#### Direction
Please extend the account of the Skelligs View Car Park in Kerry below, starting right after its last sentence.

#### Passage
This week I have decided to join in with Debbie Smyth’s One Word Sunday challenge

Skelligs View Car Park, Kerry…

It has to be said that this was a really odd place. It seems that wherever coaches stop in Ireland an unusual ensemble of strange people and entertainers beam down from out of space and put out a collection tin.

In this windy remote place the oddest of all was a sort of farmer chap who looked as though he hadn’t washed his hands or combed his hair for several years who sat on two battered sofa cushions and invited people to have their photograph taken with a litter of kittens barely old enough to be away from their mother and then some lambs who looked to me to be highly sedated. I think the chap was highly sedated as well, probably on Guinness!

But he actually seemed positively normal next to the man a badly out of tune accordion and kicking a piece of metal plate in some sort of unholy row that I can only imagine was designed to scare witches away.

#### Supplied information

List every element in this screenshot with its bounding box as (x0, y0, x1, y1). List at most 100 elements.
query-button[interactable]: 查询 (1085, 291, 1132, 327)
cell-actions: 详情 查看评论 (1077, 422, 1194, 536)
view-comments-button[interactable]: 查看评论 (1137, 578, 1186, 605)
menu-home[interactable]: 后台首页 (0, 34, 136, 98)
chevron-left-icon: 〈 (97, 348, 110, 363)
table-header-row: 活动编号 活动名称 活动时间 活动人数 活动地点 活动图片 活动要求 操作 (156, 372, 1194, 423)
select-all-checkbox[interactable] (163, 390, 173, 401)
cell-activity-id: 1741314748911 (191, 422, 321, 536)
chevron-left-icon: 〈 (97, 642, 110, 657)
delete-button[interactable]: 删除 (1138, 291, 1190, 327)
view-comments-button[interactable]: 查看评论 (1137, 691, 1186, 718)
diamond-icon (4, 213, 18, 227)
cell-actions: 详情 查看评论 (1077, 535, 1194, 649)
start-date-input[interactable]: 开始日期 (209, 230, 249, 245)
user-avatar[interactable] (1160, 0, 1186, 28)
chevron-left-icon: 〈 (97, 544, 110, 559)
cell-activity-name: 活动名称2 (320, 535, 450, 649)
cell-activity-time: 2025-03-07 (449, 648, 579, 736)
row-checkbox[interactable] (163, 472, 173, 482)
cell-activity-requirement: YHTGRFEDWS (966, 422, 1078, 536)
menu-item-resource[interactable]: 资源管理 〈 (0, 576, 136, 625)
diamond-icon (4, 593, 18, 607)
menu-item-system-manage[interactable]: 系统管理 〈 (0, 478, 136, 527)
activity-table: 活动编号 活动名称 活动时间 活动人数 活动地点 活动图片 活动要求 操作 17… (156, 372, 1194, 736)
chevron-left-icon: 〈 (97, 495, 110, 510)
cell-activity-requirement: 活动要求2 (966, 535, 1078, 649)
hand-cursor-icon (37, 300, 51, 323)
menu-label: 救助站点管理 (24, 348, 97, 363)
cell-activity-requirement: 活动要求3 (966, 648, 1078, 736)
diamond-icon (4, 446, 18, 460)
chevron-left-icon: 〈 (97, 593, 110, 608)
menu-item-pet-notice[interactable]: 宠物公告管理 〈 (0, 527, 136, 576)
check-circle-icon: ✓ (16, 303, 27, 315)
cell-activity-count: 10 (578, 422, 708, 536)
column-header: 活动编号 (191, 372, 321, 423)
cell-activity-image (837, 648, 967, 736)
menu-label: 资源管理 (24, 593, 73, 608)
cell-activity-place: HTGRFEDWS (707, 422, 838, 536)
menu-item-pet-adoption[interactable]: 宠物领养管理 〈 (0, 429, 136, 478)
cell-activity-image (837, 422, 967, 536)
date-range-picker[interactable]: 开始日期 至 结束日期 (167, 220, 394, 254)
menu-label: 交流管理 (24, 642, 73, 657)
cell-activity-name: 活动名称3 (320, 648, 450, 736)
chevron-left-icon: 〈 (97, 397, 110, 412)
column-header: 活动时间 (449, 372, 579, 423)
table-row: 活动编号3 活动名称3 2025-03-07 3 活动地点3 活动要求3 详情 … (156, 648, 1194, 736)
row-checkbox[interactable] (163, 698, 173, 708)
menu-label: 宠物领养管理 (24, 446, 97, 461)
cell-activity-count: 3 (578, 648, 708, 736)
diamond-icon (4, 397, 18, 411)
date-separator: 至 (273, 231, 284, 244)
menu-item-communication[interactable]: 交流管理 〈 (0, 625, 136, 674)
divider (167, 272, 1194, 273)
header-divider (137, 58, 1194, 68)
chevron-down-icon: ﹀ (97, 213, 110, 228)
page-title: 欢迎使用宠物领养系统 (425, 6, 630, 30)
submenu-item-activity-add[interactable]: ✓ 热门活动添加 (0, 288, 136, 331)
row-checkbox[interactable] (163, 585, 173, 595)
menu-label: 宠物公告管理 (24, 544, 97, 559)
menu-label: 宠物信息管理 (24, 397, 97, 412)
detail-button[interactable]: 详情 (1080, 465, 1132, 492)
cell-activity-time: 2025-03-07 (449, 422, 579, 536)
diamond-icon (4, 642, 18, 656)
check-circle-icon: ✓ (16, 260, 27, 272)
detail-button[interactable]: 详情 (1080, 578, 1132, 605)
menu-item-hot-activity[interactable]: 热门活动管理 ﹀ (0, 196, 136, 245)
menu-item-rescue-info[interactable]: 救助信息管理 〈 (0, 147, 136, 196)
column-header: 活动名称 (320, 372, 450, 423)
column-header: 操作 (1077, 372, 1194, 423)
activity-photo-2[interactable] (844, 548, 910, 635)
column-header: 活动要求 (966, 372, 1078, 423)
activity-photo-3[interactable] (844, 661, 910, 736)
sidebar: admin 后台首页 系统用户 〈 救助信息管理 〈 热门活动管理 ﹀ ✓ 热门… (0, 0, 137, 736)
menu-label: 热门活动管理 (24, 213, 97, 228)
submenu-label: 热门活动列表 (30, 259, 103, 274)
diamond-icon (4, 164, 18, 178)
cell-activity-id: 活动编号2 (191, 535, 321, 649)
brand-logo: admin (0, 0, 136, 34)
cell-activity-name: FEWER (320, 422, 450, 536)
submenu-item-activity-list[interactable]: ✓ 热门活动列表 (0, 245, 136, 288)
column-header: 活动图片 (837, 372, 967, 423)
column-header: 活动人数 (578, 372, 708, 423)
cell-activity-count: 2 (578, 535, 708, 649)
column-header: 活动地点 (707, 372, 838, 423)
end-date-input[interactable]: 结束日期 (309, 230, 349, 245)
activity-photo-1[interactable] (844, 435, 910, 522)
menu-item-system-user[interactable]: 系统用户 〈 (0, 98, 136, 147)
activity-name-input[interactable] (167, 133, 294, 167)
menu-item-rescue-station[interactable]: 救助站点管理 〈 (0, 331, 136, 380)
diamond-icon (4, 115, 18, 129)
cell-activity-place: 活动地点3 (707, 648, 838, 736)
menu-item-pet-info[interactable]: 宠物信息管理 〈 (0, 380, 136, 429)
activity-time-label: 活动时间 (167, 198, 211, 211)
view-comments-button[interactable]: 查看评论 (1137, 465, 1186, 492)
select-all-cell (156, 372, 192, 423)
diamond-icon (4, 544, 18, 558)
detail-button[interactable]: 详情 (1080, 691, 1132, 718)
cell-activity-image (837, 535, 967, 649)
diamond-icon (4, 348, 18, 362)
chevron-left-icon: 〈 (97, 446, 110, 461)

#### The response
Walking back to the car in a state of dazed amusement I decided to take his picture but he saw me raise the camera and he was not very happy about it. Perhaps he thought the camera would steal his soul but on reflection I think it was because I hadn’t put any money in the tin. “Don’t point that feckin’ thing at me” he yelled, “Don’t point that feckin’ thing at me”. I took the picture and gave a jolly wave but he wasn’t going to be that easily placated, “Don’t point that feckin’ thing at me”, “I’ll set the dog on yer, I’ll set the dog on yer”.

Now I suffer from a real fear of dogs and a paranoia of being mauled to a canine death and normally a threat like that would turn by backbone to jelly. The British Geological Survey Team in Edinburgh measures earthquake activity in the UK and has been known to sometimes get confused by the seismic activity created by my violent shaking when faced by a dog and has even issued a false earthquake event alert.

On this occasion however I didn’t think I had a lot to fear from an obviously shagged out old collie that was wearing a flat cap tied to its head and whose best people attacking days were a long way behind it. The poor thing could hardly stand up let alone chase anyone that it was set upon so I gave another cheery wave and dawdled defiantly back to the car. I was supremely confident that I could make the five metres to the door faster than it could cover the fifty metres or so to get to me.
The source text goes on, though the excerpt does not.